(EXERCISE REQUIREMENTS): Write the entries below out again exactly; any picture in them stays out.

(LISTED ENTRIES):
———

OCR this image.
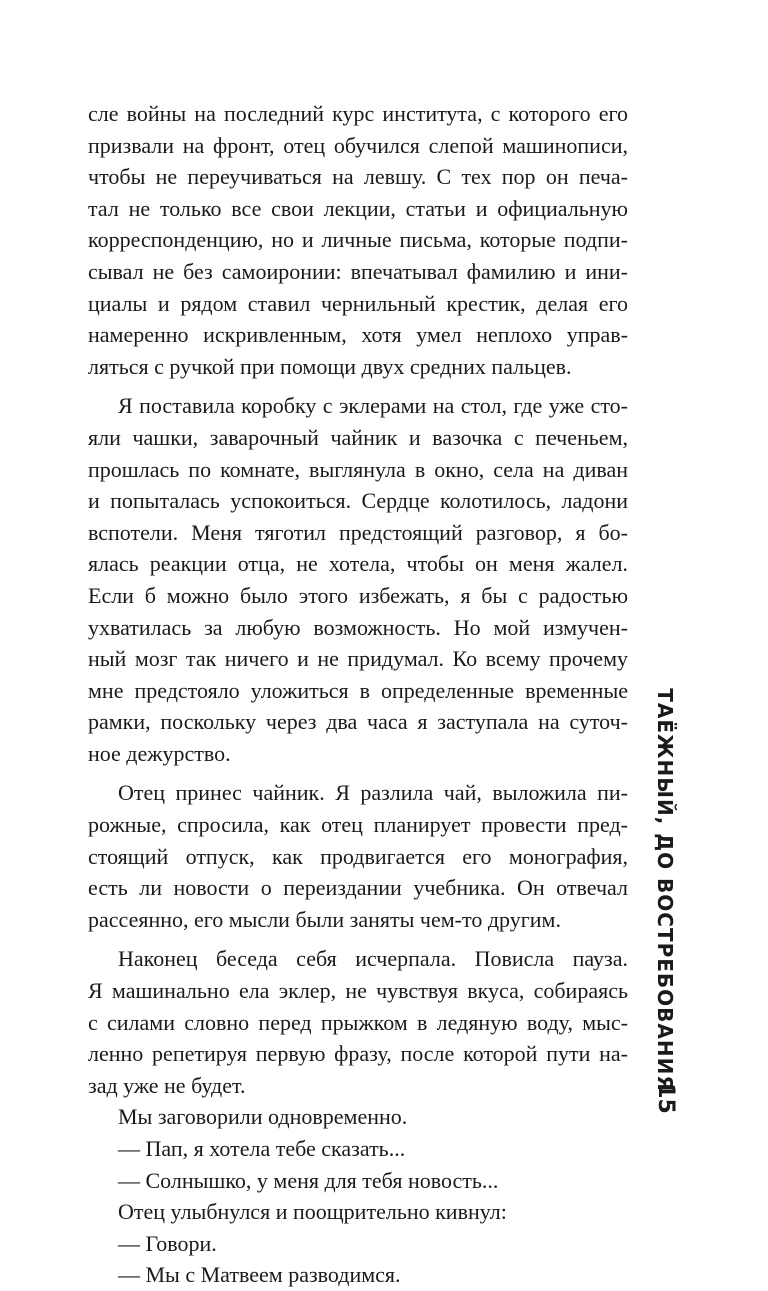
сле войны на последний курс института, с которого его
призвали на фронт, отец обучился слепой машинописи,
чтобы не переучиваться на левшу. С тех пор он печа-
тал не только все свои лекции, статьи и официальную
корреспонденцию, но и личные письма, которые подпи-
сывал не без самоиронии: впечатывал фамилию и ини-
циалы и рядом ставил чернильный крестик, делая его
намеренно искривленным, хотя умел неплохо управ-
ляться с ручкой при помощи двух средних пальцев.
Я поставила коробку с эклерами на стол, где уже сто-
яли чашки, заварочный чайник и вазочка с печеньем,
прошлась по комнате, выглянула в окно, села на диван
и попыталась успокоиться. Сердце колотилось, ладони
вспотели. Меня тяготил предстоящий разговор, я бо-
ялась реакции отца, не хотела, чтобы он меня жалел.
Если б можно было этого избежать, я бы с радостью
ухватилась за любую возможность. Но мой измучен-
ный мозг так ничего и не придумал. Ко всему прочему
мне предстояло уложиться в определенные временные
рамки, поскольку через два часа я заступала на суточ-
ное дежурство.
Отец принес чайник. Я разлила чай, выложила пи-
рожные, спросила, как отец планирует провести пред-
стоящий отпуск, как продвигается его монография,
есть ли новости о переиздании учебника. Он отвечал
рассеянно, его мысли были заняты чем-то другим.
Наконец беседа себя исчерпала. Повисла пауза.
Я машинально ела эклер, не чувствуя вкуса, собираясь
с силами словно перед прыжком в ледяную воду, мыс-
ленно репетируя первую фразу, после которой пути на-
зад уже не будет.
Мы заговорили одновременно.
— Пап, я хотела тебе сказать...
— Солнышко, у меня для тебя новость...
Отец улыбнулся и поощрительно кивнул:
— Говори.
— Мы с Матвеем разводимся.
ТАЁЖНЫЙ, ДО ВОСТРЕБОВАНИЯ
15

———

(ANSWER):
OCR this image.
сле войны на последний курс института, с которого его
призвали на фронт, отец обучился слепой машинописи,
чтобы не переучиваться на левшу. С тех пор он печа-
тал не только все свои лекции, статьи и официальную
корреспонденцию, но и личные письма, которые подпи-
сывал не без самоиронии: впечатывал фамилию и ини-
циалы и рядом ставил чернильный крестик, делая его
намеренно искривленным, хотя умел неплохо управ-
ляться с ручкой при помощи двух средних пальцев.
Я поставила коробку с эклерами на стол, где уже сто-
яли чашки, заварочный чайник и вазочка с печеньем,
прошлась по комнате, выглянула в окно, села на диван
и попыталась успокоиться. Сердце колотилось, ладони
вспотели. Меня тяготил предстоящий разговор, я бо-
ялась реакции отца, не хотела, чтобы он меня жалел.
Если б можно было этого избежать, я бы с радостью
ухватилась за любую возможность. Но мой измучен-
ный мозг так ничего и не придумал. Ко всему прочему
мне предстояло уложиться в определенные временные
рамки, поскольку через два часа я заступала на суточ-
ное дежурство.
Отец принес чайник. Я разлила чай, выложила пи-
рожные, спросила, как отец планирует провести пред-
стоящий отпуск, как продвигается его монография,
есть ли новости о переиздании учебника. Он отвечал
рассеянно, его мысли были заняты чем-то другим.
Наконец беседа себя исчерпала. Повисла пауза.
Я машинально ела эклер, не чувствуя вкуса, собираясь
с силами словно перед прыжком в ледяную воду, мыс-
ленно репетируя первую фразу, после которой пути на-
зад уже не будет.
Мы заговорили одновременно.
— Пап, я хотела тебе сказать...
— Солнышко, у меня для тебя новость...
Отец улыбнулся и поощрительно кивнул:
— Говори.
— Мы с Матвеем разводимся.
ТАЁЖНЫЙ, ДО ВОСТРЕБОВАНИЯ
15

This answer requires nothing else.